SET OF TASKS
A – Using the Brian Poole text, decide whether each statement agrees with it. Answer yes or no for each, and quote the words that settle it.
(i) Poole signed with the Atlanta Falcons on a three-year contract.
(ii) In the 2014 season, Poole recorded five forced fumbles.
(iii) Poole started all three of the Falcons' postseason games as a rookie.
B – From the Brian Poole text, write out the passage from "American football player" up to and including "coach Will Muschamp.".

EXERCISE TEXT

:::::

Career NFL statistics
- Total tackles: 299
- Sacks: 6
- Pass deflections: 31
- Interceptions: 7
- Forced fumbles: 1
- Fumble recoveries: 4
- Defensive touchdowns: 1
- Stats at Pro Football Reference

= Brian Poole (American football) =

American football player (born 1992)

Brian Poole (born October 20, 1992) is an American former professional football player who was a cornerback in the National Football League (NFL). He played college football for the Florida Gators and signed with the Atlanta Falcons as an undrafted free agent in 2016.

==Early life==
Poole attended Southeast High School in Bradenton, Florida and graduated in 2012. He played for the football team. He was recruited by the University of Florida, where he committed to play under new head coach Will Muschamp.

==College career==
Poole played college football for the Gators from 2012 to 2015. In the 2012 season, he recorded three total tackles. In the 2013 season, he recorded 32 total tackles, two tackles-for-loss, two interceptions, and three passes defended. In the 2014 season, he recorded 45 total tackles, three tackles-for-loss, four interceptions, two forced fumbles, and one fumble recovery. In the 2015 season, he recorded 40 total tackles, 1.5 tackles-for-loss, .5 sacks, five forced fumbles, and one fumble recovery.

==Professional career==

Pre-draft measurables
| Height | Weight | Arm length | Hand span | 40-yard dash | 10-yard split | 20-yard split | 20-yard shuttle | Three-cone drill | Vertical jump | Broad jump |
| 5 ft 9+5⁄8 in (1.77 m) | 209 lb (95 kg) | 31 in (0.79 m) | 9+1⁄4 in (0.23 m) | 4.50 s | 1.54 s | 2.57 s | 4.43 s | 7.14 s | 29 in (0.74 m) | 9 ft 4 in (2.84 m) |
All values from Florida Gators Pro Day

===Atlanta Falcons===
On May 5, 2016, the Atlanta Falcons signed Poole as an undrafted free agent on a three-year, $1.62 million contract that includes a signing bonus of $3,500. Poole received offers from multiple teams, including the Los Angeles Rams, Pittsburgh Steelers, and Arizona Cardinals. He chose to sign with Atlanta Falcons due to his past relationship with head coach Dan Quinn, who recruited Poole to Florida and was his defensive coordinator there.

Throughout training camp, he competed for a roster spot against DeMarcus Van Dyke, Akeem King, C. J. Goodwin, David Mims, Devonte Johnson, and Jordan Sefon. He was named the third cornerback on the depth chart, behind Desmond Trufant and Robert Alford, and was also given nickel coverage duties.

He had his first career interception in Week 16 against the Carolina Panthers on quarterback Cam Newton. He played in all 16 games with nine starts as a rookie, recording 59 tackles, 10 passes defended, and one interception. In the postseason, he played in all three games, starting two, including Super Bowl LI, which the Falcons lost in overtime to the New England Patriots by a score of 34–28. In the Super Bowl, Poole had four total tackles.

:::::

RECORDS SUPPLIED
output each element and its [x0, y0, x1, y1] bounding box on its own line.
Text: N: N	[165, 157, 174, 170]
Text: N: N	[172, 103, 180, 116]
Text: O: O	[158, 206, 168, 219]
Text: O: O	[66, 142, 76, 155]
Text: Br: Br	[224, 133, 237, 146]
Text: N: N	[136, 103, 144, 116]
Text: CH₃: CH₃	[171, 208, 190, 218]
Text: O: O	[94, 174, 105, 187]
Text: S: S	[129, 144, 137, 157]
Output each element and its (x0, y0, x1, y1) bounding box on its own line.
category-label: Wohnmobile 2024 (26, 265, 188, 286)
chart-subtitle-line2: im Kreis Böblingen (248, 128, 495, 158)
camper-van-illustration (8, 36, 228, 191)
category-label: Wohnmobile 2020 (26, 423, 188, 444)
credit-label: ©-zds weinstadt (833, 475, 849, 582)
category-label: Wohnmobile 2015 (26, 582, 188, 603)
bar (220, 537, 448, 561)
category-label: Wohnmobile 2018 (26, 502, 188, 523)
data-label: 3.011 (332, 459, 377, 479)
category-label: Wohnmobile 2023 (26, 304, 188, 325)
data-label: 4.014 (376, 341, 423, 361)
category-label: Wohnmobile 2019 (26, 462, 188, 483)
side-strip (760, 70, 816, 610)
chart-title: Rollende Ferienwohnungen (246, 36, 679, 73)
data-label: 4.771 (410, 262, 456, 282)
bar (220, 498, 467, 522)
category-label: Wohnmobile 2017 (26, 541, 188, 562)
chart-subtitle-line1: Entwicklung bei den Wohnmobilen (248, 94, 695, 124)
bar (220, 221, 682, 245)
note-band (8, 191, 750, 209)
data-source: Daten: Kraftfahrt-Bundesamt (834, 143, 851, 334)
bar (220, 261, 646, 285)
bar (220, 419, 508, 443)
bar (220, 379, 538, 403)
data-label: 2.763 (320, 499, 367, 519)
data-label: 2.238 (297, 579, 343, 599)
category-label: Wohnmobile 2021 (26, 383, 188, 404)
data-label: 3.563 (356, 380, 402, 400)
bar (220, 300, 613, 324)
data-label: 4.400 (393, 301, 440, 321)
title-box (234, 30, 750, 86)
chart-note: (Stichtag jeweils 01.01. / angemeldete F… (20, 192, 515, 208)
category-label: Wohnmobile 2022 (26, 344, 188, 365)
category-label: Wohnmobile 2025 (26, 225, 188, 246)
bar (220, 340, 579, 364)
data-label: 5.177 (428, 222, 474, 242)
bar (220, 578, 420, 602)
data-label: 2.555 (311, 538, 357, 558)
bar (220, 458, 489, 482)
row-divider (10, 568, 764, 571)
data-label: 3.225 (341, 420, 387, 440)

:::::

REPLIES
A –
(i) Yes: "on a three-year, $1.62 million contract"
(ii) No: "In the 2014 season, he recorded 45 total tackles, three tackles-for-loss, four interceptions, two forced fumbles, and one fumble recovery."
(iii) No: "In the postseason, he played in all three games, starting two"

B –
American football player (born 1992)

Brian Poole (born October 20, 1992) is an American former professional football player who was a cornerback in the National Football League (NFL). He played college football for the Florida Gators and signed with the Atlanta Falcons as an undrafted free agent in 2016.

==Early life==
Poole attended Southeast High School in Bradenton, Florida and graduated in 2012. He played for the football team. He was recruited by the University of Florida, where he committed to play under new head coach Will Muschamp.